**THE PROBLEM:** Within the material below, find each line bearing the word "screenshot" and present it.

**GIVEN RECORDS:**
□ □ □ □ □

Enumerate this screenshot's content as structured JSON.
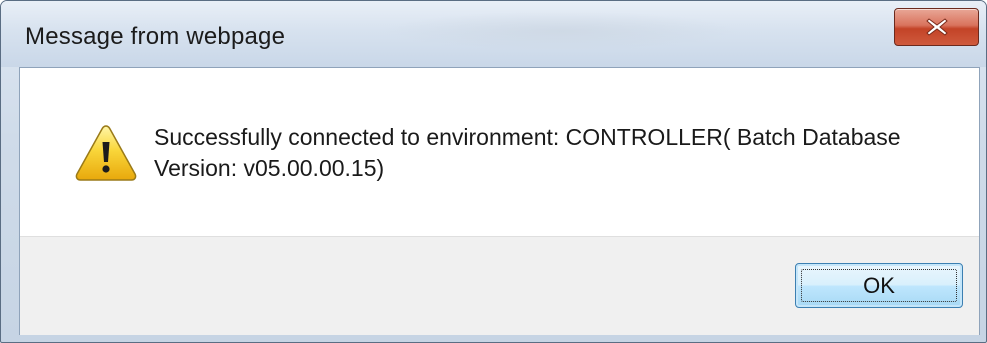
{
  "dialog": {
    "title": "Message from webpage",
    "close_icon": "close-x-icon",
    "message_icon": "warning-icon",
    "message_line1": "Successfully connected to environment: CONTROLLER( Batch Database",
    "message_line2": "Version: v05.00.00.15)",
    "ok_label": "OK"
  },
  "colors": {
    "close_button": "#c34327",
    "ok_button_border": "#3c7fb1",
    "warning_yellow": "#f6c51a"
  }
}
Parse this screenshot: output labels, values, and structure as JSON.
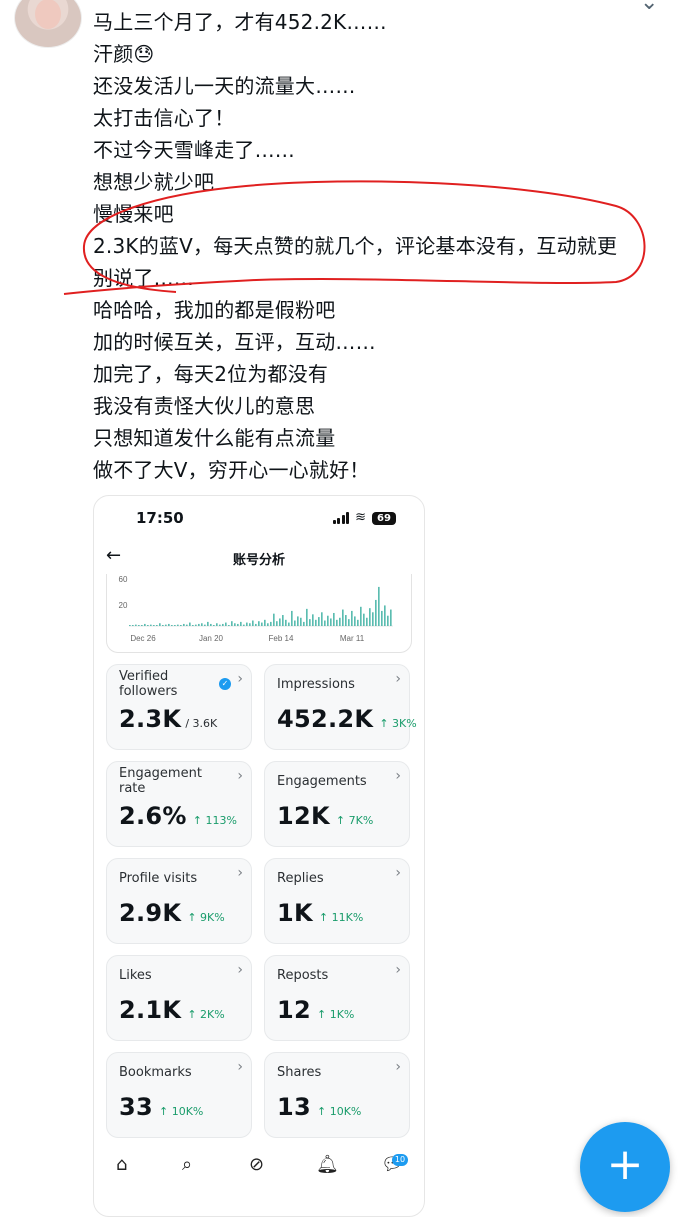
{
  "post": {
    "lines": [
      "马上三个月了，才有452.2K……",
      "汗颜😓",
      "还没发活儿一天的流量大……",
      "太打击信心了！",
      "不过今天雪峰走了……",
      "想想少就少吧",
      "慢慢来吧",
      "2.3K的蓝V，每天点赞的就几个，评论基本没有，互动就更",
      "别说了……",
      "哈哈哈，我加的都是假粉吧",
      "加的时候互关，互评，互动……",
      "加完了，每天2位为都没有",
      "我没有责怪大伙儿的意思",
      "只想知道发什么能有点流量",
      "做不了大V，穷开心一心就好！"
    ],
    "annotation_color": "#e02020"
  },
  "phone": {
    "status": {
      "time": "17:50",
      "battery": "69"
    },
    "nav_title": "账号分析",
    "chart_data": {
      "type": "bar",
      "y_ticks": [
        "60",
        "20"
      ],
      "x_ticks": [
        "Dec 26",
        "Jan 20",
        "Feb 14",
        "Mar 11"
      ],
      "ylim": [
        0,
        70
      ],
      "bar_color": "#5bbcb0",
      "values": [
        1,
        0,
        2,
        1,
        0,
        3,
        1,
        2,
        0,
        1,
        4,
        1,
        2,
        3,
        1,
        0,
        2,
        1,
        3,
        2,
        5,
        1,
        2,
        3,
        4,
        2,
        6,
        3,
        1,
        4,
        2,
        3,
        5,
        1,
        7,
        4,
        3,
        6,
        2,
        5,
        4,
        8,
        3,
        7,
        5,
        9,
        4,
        6,
        18,
        7,
        11,
        16,
        9,
        5,
        22,
        8,
        14,
        12,
        6,
        25,
        10,
        17,
        9,
        13,
        20,
        8,
        15,
        11,
        19,
        9,
        12,
        24,
        16,
        10,
        22,
        14,
        9,
        28,
        18,
        12,
        26,
        20,
        38,
        57,
        22,
        30,
        15,
        24
      ]
    },
    "cards": [
      {
        "label": "Verified followers",
        "value": "2.3K",
        "sub": "/ 3.6K",
        "delta": "",
        "verified": true
      },
      {
        "label": "Impressions",
        "value": "452.2K",
        "sub": "",
        "delta": "↑ 3K%",
        "verified": false
      },
      {
        "label": "Engagement rate",
        "value": "2.6%",
        "sub": "",
        "delta": "↑ 113%",
        "verified": false
      },
      {
        "label": "Engagements",
        "value": "12K",
        "sub": "",
        "delta": "↑ 7K%",
        "verified": false
      },
      {
        "label": "Profile visits",
        "value": "2.9K",
        "sub": "",
        "delta": "↑ 9K%",
        "verified": false
      },
      {
        "label": "Replies",
        "value": "1K",
        "sub": "",
        "delta": "↑ 11K%",
        "verified": false
      },
      {
        "label": "Likes",
        "value": "2.1K",
        "sub": "",
        "delta": "↑ 2K%",
        "verified": false
      },
      {
        "label": "Reposts",
        "value": "12",
        "sub": "",
        "delta": "↑ 1K%",
        "verified": false
      },
      {
        "label": "Bookmarks",
        "value": "33",
        "sub": "",
        "delta": "↑ 10K%",
        "verified": false
      },
      {
        "label": "Shares",
        "value": "13",
        "sub": "",
        "delta": "↑ 10K%",
        "verified": false
      }
    ],
    "messages_badge": "10",
    "tabs": [
      "home-icon",
      "search-icon",
      "grok-icon",
      "notifications-icon",
      "messages-icon"
    ]
  },
  "compose": {
    "icon": "+"
  },
  "accent": "#1d9bf0"
}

□ □ □ □ □

**ANSWER:**
Enumerate this screenshot's content as structured JSON.
Parse this screenshot: output labels, values, and structure as JSON.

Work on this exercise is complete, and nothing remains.